Without the pictures, print each of the records below exactly as it appears.

## RAW RECORDS
******

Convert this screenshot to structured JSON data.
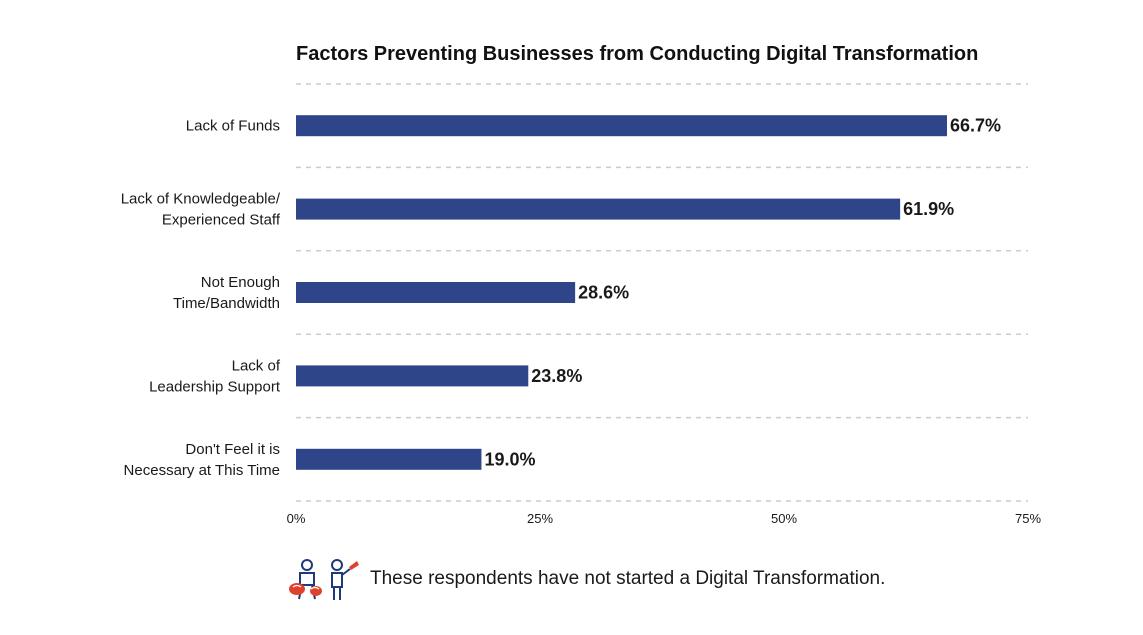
{
  "colors": {
    "bar": "#2e4589",
    "grid": "#cccccc",
    "text": "#1a1a1a",
    "icon_outline": "#1e3a7a",
    "icon_accent": "#e0412c"
  },
  "chart_data": {
    "type": "bar",
    "orientation": "horizontal",
    "title": "Factors Preventing Businesses from Conducting Digital Transformation",
    "categories": [
      [
        "Lack of Funds"
      ],
      [
        "Lack of Knowledgeable/",
        "Experienced Staff"
      ],
      [
        "Not Enough",
        "Time/Bandwidth"
      ],
      [
        "Lack of",
        "Leadership Support"
      ],
      [
        "Don't Feel it is",
        "Necessary at This Time"
      ]
    ],
    "values": [
      66.7,
      61.9,
      28.6,
      23.8,
      19.0
    ],
    "value_labels": [
      "66.7%",
      "61.9%",
      "28.6%",
      "23.8%",
      "19.0%"
    ],
    "xlim": [
      0,
      75
    ],
    "x_ticks": [
      0,
      25,
      50,
      75
    ],
    "x_tick_labels": [
      "0%",
      "25%",
      "50%",
      "75%"
    ],
    "grid": "horizontal-dashed",
    "legend": "none"
  },
  "footer": {
    "note": "These respondents have not started a Digital Transformation.",
    "icons": [
      "seated-person-icon",
      "standing-person-icon"
    ]
  }
}
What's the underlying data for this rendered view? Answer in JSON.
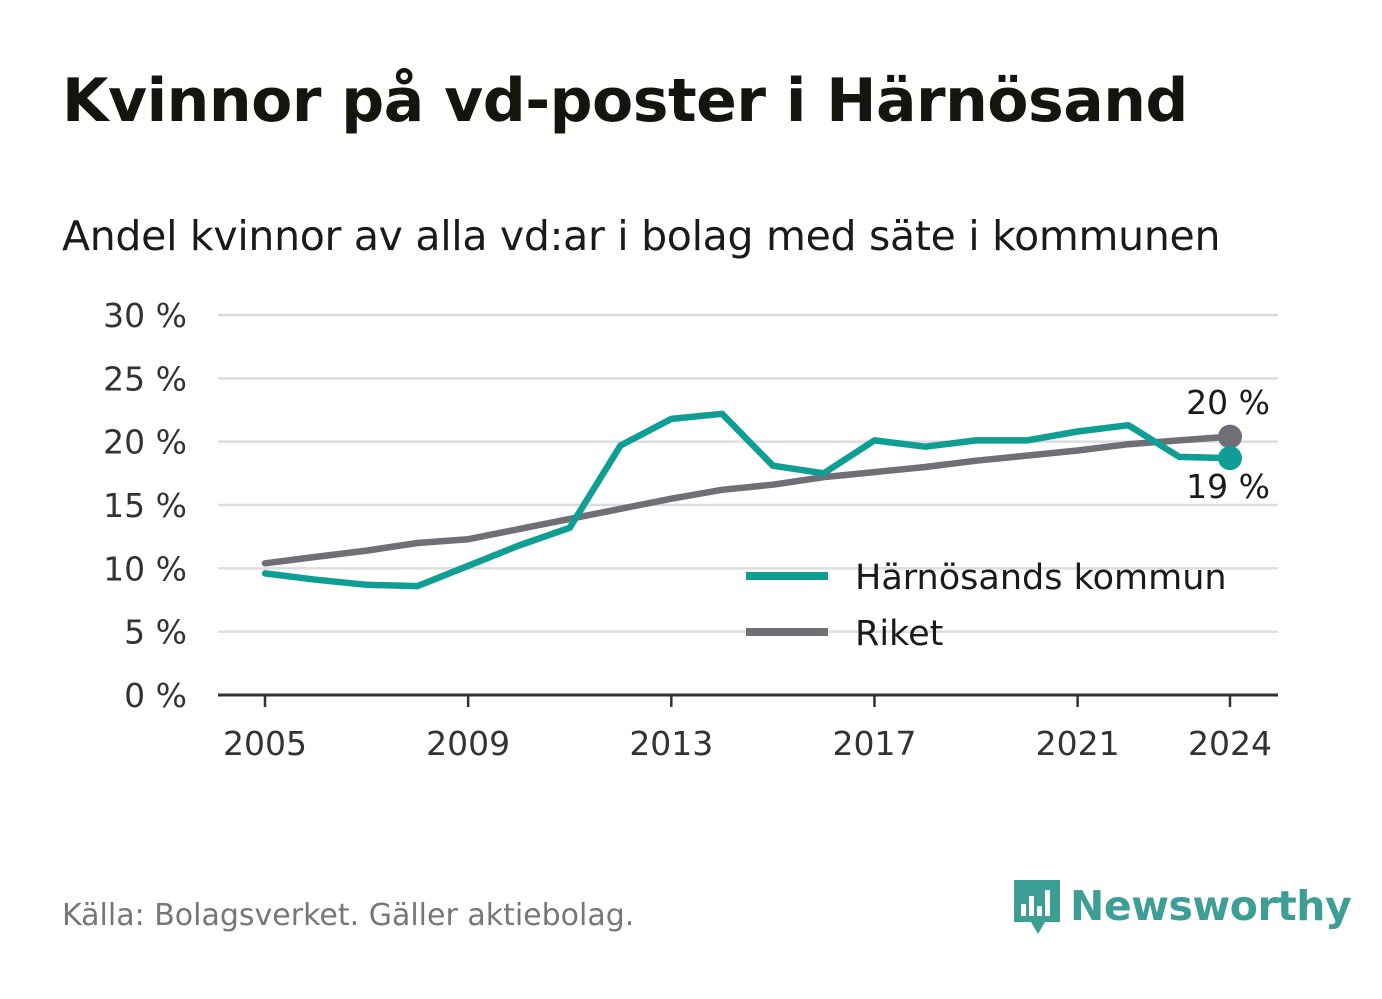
{
  "title": "Kvinnor på vd-poster i Härnösand",
  "subtitle": "Andel kvinnor av alla vd:ar i bolag med säte i kommunen",
  "source": "Källa: Bolagsverket. Gäller aktiebolag.",
  "brand": "Newsworthy",
  "colors": {
    "harnosand": "#0f9e93",
    "riket": "#706f76",
    "grid": "#dddddd",
    "axis": "#333333",
    "brand": "#3c9e95"
  },
  "chart_data": {
    "type": "line",
    "ylim": [
      0,
      30
    ],
    "yticks": [
      0,
      5,
      10,
      15,
      20,
      25,
      30
    ],
    "ytick_labels": [
      "0 %",
      "5 %",
      "10 %",
      "15 %",
      "20 %",
      "25 %",
      "30 %"
    ],
    "xlim": [
      2005,
      2024
    ],
    "xticks": [
      2005,
      2009,
      2013,
      2017,
      2021,
      2024
    ],
    "xtick_labels": [
      "2005",
      "2009",
      "2013",
      "2017",
      "2021",
      "2024"
    ],
    "x": [
      2005,
      2006,
      2007,
      2008,
      2009,
      2010,
      2011,
      2012,
      2013,
      2014,
      2015,
      2016,
      2017,
      2018,
      2019,
      2020,
      2021,
      2022,
      2023,
      2024
    ],
    "grid": true,
    "legend_position": "bottom-right",
    "series": [
      {
        "name": "Härnösands kommun",
        "color": "#0f9e93",
        "values": [
          9.6,
          9.1,
          8.7,
          8.6,
          10.2,
          11.8,
          13.2,
          19.7,
          21.8,
          22.2,
          18.1,
          17.5,
          20.1,
          19.6,
          20.1,
          20.1,
          20.8,
          21.3,
          18.8,
          18.7
        ],
        "end_label": "19 %"
      },
      {
        "name": "Riket",
        "color": "#706f76",
        "values": [
          10.4,
          10.9,
          11.4,
          12.0,
          12.3,
          13.1,
          13.9,
          14.7,
          15.5,
          16.2,
          16.6,
          17.2,
          17.6,
          18.0,
          18.5,
          18.9,
          19.3,
          19.8,
          20.1,
          20.4
        ],
        "end_label": "20 %"
      }
    ]
  }
}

******

## SOLUTION TO THIS PROBLEM
Convert this screenshot to structured JSON data.
{
  "colors": {
    "bar": "#2e4589",
    "grid": "#cccccc",
    "text": "#1a1a1a",
    "icon_outline": "#1e3a7a",
    "icon_accent": "#e0412c"
  },
  "chart_data": {
    "type": "bar",
    "orientation": "horizontal",
    "title": "Factors Preventing Businesses from Conducting Digital Transformation",
    "categories": [
      [
        "Lack of Funds"
      ],
      [
        "Lack of Knowledgeable/",
        "Experienced Staff"
      ],
      [
        "Not Enough",
        "Time/Bandwidth"
      ],
      [
        "Lack of",
        "Leadership Support"
      ],
      [
        "Don't Feel it is",
        "Necessary at This Time"
      ]
    ],
    "values": [
      66.7,
      61.9,
      28.6,
      23.8,
      19.0
    ],
    "value_labels": [
      "66.7%",
      "61.9%",
      "28.6%",
      "23.8%",
      "19.0%"
    ],
    "xlim": [
      0,
      75
    ],
    "x_ticks": [
      0,
      25,
      50,
      75
    ],
    "x_tick_labels": [
      "0%",
      "25%",
      "50%",
      "75%"
    ],
    "grid": "horizontal-dashed",
    "legend": "none"
  },
  "footer": {
    "note": "These respondents have not started a Digital Transformation.",
    "icons": [
      "seated-person-icon",
      "standing-person-icon"
    ]
  }
}
What's the underlying data for this rendered view? Answer in JSON.
{
  "title": "Kvinnor på vd-poster i Härnösand",
  "subtitle": "Andel kvinnor av alla vd:ar i bolag med säte i kommunen",
  "source": "Källa: Bolagsverket. Gäller aktiebolag.",
  "brand": "Newsworthy",
  "colors": {
    "harnosand": "#0f9e93",
    "riket": "#706f76",
    "grid": "#dddddd",
    "axis": "#333333",
    "brand": "#3c9e95"
  },
  "chart_data": {
    "type": "line",
    "ylim": [
      0,
      30
    ],
    "yticks": [
      0,
      5,
      10,
      15,
      20,
      25,
      30
    ],
    "ytick_labels": [
      "0 %",
      "5 %",
      "10 %",
      "15 %",
      "20 %",
      "25 %",
      "30 %"
    ],
    "xlim": [
      2005,
      2024
    ],
    "xticks": [
      2005,
      2009,
      2013,
      2017,
      2021,
      2024
    ],
    "xtick_labels": [
      "2005",
      "2009",
      "2013",
      "2017",
      "2021",
      "2024"
    ],
    "x": [
      2005,
      2006,
      2007,
      2008,
      2009,
      2010,
      2011,
      2012,
      2013,
      2014,
      2015,
      2016,
      2017,
      2018,
      2019,
      2020,
      2021,
      2022,
      2023,
      2024
    ],
    "grid": true,
    "legend_position": "bottom-right",
    "series": [
      {
        "name": "Härnösands kommun",
        "color": "#0f9e93",
        "values": [
          9.6,
          9.1,
          8.7,
          8.6,
          10.2,
          11.8,
          13.2,
          19.7,
          21.8,
          22.2,
          18.1,
          17.5,
          20.1,
          19.6,
          20.1,
          20.1,
          20.8,
          21.3,
          18.8,
          18.7
        ],
        "end_label": "19 %"
      },
      {
        "name": "Riket",
        "color": "#706f76",
        "values": [
          10.4,
          10.9,
          11.4,
          12.0,
          12.3,
          13.1,
          13.9,
          14.7,
          15.5,
          16.2,
          16.6,
          17.2,
          17.6,
          18.0,
          18.5,
          18.9,
          19.3,
          19.8,
          20.1,
          20.4
        ],
        "end_label": "20 %"
      }
    ]
  }
}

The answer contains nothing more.